What is being asked: Reproduce all the entries, matching the original word for word.

Data shown:
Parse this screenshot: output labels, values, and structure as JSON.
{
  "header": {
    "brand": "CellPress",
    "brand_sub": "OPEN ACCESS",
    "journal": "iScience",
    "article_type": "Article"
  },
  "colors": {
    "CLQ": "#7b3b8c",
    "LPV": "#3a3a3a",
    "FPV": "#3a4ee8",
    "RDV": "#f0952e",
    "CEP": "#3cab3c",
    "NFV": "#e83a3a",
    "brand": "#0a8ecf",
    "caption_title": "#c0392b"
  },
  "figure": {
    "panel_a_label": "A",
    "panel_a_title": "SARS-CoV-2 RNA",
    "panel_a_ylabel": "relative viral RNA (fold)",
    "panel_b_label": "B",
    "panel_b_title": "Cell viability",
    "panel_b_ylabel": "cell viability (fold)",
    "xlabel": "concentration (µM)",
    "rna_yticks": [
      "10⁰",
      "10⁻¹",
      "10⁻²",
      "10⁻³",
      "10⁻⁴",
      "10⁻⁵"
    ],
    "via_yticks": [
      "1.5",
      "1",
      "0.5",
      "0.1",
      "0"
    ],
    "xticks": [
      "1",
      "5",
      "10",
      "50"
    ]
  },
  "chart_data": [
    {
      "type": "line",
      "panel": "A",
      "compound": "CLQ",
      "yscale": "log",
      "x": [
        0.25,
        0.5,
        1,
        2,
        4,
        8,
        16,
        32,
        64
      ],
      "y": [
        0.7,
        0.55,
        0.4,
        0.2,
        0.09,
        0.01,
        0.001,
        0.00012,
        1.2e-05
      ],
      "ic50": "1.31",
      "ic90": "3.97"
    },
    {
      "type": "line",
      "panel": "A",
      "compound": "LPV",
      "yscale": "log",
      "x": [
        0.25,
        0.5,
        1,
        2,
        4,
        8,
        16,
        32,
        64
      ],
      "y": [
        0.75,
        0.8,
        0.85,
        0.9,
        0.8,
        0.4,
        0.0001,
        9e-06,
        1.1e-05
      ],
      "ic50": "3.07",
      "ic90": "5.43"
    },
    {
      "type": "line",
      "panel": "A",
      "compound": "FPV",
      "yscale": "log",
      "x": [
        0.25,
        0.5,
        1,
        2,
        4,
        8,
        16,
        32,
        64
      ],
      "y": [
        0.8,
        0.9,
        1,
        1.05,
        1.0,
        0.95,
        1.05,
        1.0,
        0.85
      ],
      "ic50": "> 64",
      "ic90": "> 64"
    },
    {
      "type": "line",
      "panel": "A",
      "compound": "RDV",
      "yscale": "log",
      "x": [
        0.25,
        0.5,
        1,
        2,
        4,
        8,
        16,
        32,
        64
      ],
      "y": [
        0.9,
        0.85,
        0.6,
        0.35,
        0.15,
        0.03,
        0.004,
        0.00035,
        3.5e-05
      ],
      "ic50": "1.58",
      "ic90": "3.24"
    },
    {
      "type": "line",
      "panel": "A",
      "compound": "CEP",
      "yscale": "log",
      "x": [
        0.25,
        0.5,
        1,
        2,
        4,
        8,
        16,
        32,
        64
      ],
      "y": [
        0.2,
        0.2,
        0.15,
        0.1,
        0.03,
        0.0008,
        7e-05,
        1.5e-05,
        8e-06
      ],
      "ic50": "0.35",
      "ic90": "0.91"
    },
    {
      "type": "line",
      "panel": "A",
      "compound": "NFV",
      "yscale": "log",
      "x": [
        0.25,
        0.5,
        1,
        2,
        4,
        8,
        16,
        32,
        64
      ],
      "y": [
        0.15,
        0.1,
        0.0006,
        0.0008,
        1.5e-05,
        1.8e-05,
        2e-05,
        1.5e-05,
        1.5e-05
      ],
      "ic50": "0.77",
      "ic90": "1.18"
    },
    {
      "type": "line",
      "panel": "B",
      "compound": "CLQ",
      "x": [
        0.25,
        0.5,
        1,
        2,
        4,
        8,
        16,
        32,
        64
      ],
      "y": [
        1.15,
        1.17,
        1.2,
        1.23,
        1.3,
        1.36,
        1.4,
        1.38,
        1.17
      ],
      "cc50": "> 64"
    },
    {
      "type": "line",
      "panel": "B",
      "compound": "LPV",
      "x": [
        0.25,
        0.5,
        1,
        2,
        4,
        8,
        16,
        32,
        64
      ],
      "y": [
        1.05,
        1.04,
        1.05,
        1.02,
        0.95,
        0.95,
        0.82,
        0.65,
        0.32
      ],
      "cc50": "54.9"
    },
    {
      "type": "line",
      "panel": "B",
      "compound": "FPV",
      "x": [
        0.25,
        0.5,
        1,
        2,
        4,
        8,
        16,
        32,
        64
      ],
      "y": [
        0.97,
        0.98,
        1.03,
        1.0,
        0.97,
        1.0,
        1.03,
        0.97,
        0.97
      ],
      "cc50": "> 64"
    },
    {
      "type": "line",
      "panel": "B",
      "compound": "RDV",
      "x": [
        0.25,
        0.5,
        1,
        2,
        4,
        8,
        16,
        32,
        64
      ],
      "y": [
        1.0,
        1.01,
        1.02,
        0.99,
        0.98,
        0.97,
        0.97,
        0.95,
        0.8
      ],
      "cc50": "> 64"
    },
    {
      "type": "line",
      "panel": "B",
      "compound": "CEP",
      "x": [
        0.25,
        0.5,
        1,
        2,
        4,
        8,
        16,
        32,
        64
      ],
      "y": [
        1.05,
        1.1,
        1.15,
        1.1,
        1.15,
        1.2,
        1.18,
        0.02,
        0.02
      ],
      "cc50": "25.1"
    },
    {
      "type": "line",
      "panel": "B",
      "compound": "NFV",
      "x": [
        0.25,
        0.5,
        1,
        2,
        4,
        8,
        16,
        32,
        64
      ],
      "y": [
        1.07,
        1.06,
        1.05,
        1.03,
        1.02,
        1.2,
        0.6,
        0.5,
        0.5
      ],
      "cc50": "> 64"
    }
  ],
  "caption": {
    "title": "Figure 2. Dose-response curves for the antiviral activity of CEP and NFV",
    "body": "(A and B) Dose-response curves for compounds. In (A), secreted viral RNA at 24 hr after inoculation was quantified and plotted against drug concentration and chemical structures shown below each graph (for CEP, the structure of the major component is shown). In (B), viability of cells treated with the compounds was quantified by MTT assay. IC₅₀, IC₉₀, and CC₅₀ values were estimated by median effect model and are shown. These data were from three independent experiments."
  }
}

Exercise output:
Parse this screenshot: output labels, values, and structure as JSON.
{
  "header": {
    "brand": "CellPress",
    "brand_sub": "OPEN ACCESS",
    "journal": "iScience",
    "article_type": "Article"
  },
  "colors": {
    "CLQ": "#7b3b8c",
    "LPV": "#3a3a3a",
    "FPV": "#3a4ee8",
    "RDV": "#f0952e",
    "CEP": "#3cab3c",
    "NFV": "#e83a3a",
    "brand": "#0a8ecf",
    "caption_title": "#c0392b"
  },
  "figure": {
    "panel_a_label": "A",
    "panel_a_title": "SARS-CoV-2 RNA",
    "panel_a_ylabel": "relative viral RNA (fold)",
    "panel_b_label": "B",
    "panel_b_title": "Cell viability",
    "panel_b_ylabel": "cell viability (fold)",
    "xlabel": "concentration (µM)",
    "rna_yticks": [
      "10⁰",
      "10⁻¹",
      "10⁻²",
      "10⁻³",
      "10⁻⁴",
      "10⁻⁵"
    ],
    "via_yticks": [
      "1.5",
      "1",
      "0.5",
      "0.1",
      "0"
    ],
    "xticks": [
      "1",
      "5",
      "10",
      "50"
    ]
  },
  "chart_data": [
    {
      "type": "line",
      "panel": "A",
      "compound": "CLQ",
      "yscale": "log",
      "x": [
        0.25,
        0.5,
        1,
        2,
        4,
        8,
        16,
        32,
        64
      ],
      "y": [
        0.7,
        0.55,
        0.4,
        0.2,
        0.09,
        0.01,
        0.001,
        0.00012,
        1.2e-05
      ],
      "ic50": "1.31",
      "ic90": "3.97"
    },
    {
      "type": "line",
      "panel": "A",
      "compound": "LPV",
      "yscale": "log",
      "x": [
        0.25,
        0.5,
        1,
        2,
        4,
        8,
        16,
        32,
        64
      ],
      "y": [
        0.75,
        0.8,
        0.85,
        0.9,
        0.8,
        0.4,
        0.0001,
        9e-06,
        1.1e-05
      ],
      "ic50": "3.07",
      "ic90": "5.43"
    },
    {
      "type": "line",
      "panel": "A",
      "compound": "FPV",
      "yscale": "log",
      "x": [
        0.25,
        0.5,
        1,
        2,
        4,
        8,
        16,
        32,
        64
      ],
      "y": [
        0.8,
        0.9,
        1,
        1.05,
        1.0,
        0.95,
        1.05,
        1.0,
        0.85
      ],
      "ic50": "> 64",
      "ic90": "> 64"
    },
    {
      "type": "line",
      "panel": "A",
      "compound": "RDV",
      "yscale": "log",
      "x": [
        0.25,
        0.5,
        1,
        2,
        4,
        8,
        16,
        32,
        64
      ],
      "y": [
        0.9,
        0.85,
        0.6,
        0.35,
        0.15,
        0.03,
        0.004,
        0.00035,
        3.5e-05
      ],
      "ic50": "1.58",
      "ic90": "3.24"
    },
    {
      "type": "line",
      "panel": "A",
      "compound": "CEP",
      "yscale": "log",
      "x": [
        0.25,
        0.5,
        1,
        2,
        4,
        8,
        16,
        32,
        64
      ],
      "y": [
        0.2,
        0.2,
        0.15,
        0.1,
        0.03,
        0.0008,
        7e-05,
        1.5e-05,
        8e-06
      ],
      "ic50": "0.35",
      "ic90": "0.91"
    },
    {
      "type": "line",
      "panel": "A",
      "compound": "NFV",
      "yscale": "log",
      "x": [
        0.25,
        0.5,
        1,
        2,
        4,
        8,
        16,
        32,
        64
      ],
      "y": [
        0.15,
        0.1,
        0.0006,
        0.0008,
        1.5e-05,
        1.8e-05,
        2e-05,
        1.5e-05,
        1.5e-05
      ],
      "ic50": "0.77",
      "ic90": "1.18"
    },
    {
      "type": "line",
      "panel": "B",
      "compound": "CLQ",
      "x": [
        0.25,
        0.5,
        1,
        2,
        4,
        8,
        16,
        32,
        64
      ],
      "y": [
        1.15,
        1.17,
        1.2,
        1.23,
        1.3,
        1.36,
        1.4,
        1.38,
        1.17
      ],
      "cc50": "> 64"
    },
    {
      "type": "line",
      "panel": "B",
      "compound": "LPV",
      "x": [
        0.25,
        0.5,
        1,
        2,
        4,
        8,
        16,
        32,
        64
      ],
      "y": [
        1.05,
        1.04,
        1.05,
        1.02,
        0.95,
        0.95,
        0.82,
        0.65,
        0.32
      ],
      "cc50": "54.9"
    },
    {
      "type": "line",
      "panel": "B",
      "compound": "FPV",
      "x": [
        0.25,
        0.5,
        1,
        2,
        4,
        8,
        16,
        32,
        64
      ],
      "y": [
        0.97,
        0.98,
        1.03,
        1.0,
        0.97,
        1.0,
        1.03,
        0.97,
        0.97
      ],
      "cc50": "> 64"
    },
    {
      "type": "line",
      "panel": "B",
      "compound": "RDV",
      "x": [
        0.25,
        0.5,
        1,
        2,
        4,
        8,
        16,
        32,
        64
      ],
      "y": [
        1.0,
        1.01,
        1.02,
        0.99,
        0.98,
        0.97,
        0.97,
        0.95,
        0.8
      ],
      "cc50": "> 64"
    },
    {
      "type": "line",
      "panel": "B",
      "compound": "CEP",
      "x": [
        0.25,
        0.5,
        1,
        2,
        4,
        8,
        16,
        32,
        64
      ],
      "y": [
        1.05,
        1.1,
        1.15,
        1.1,
        1.15,
        1.2,
        1.18,
        0.02,
        0.02
      ],
      "cc50": "25.1"
    },
    {
      "type": "line",
      "panel": "B",
      "compound": "NFV",
      "x": [
        0.25,
        0.5,
        1,
        2,
        4,
        8,
        16,
        32,
        64
      ],
      "y": [
        1.07,
        1.06,
        1.05,
        1.03,
        1.02,
        1.2,
        0.6,
        0.5,
        0.5
      ],
      "cc50": "> 64"
    }
  ],
  "caption": {
    "title": "Figure 2. Dose-response curves for the antiviral activity of CEP and NFV",
    "body": "(A and B) Dose-response curves for compounds. In (A), secreted viral RNA at 24 hr after inoculation was quantified and plotted against drug concentration and chemical structures shown below each graph (for CEP, the structure of the major component is shown). In (B), viability of cells treated with the compounds was quantified by MTT assay. IC₅₀, IC₉₀, and CC₅₀ values were estimated by median effect model and are shown. These data were from three independent experiments."
  }
}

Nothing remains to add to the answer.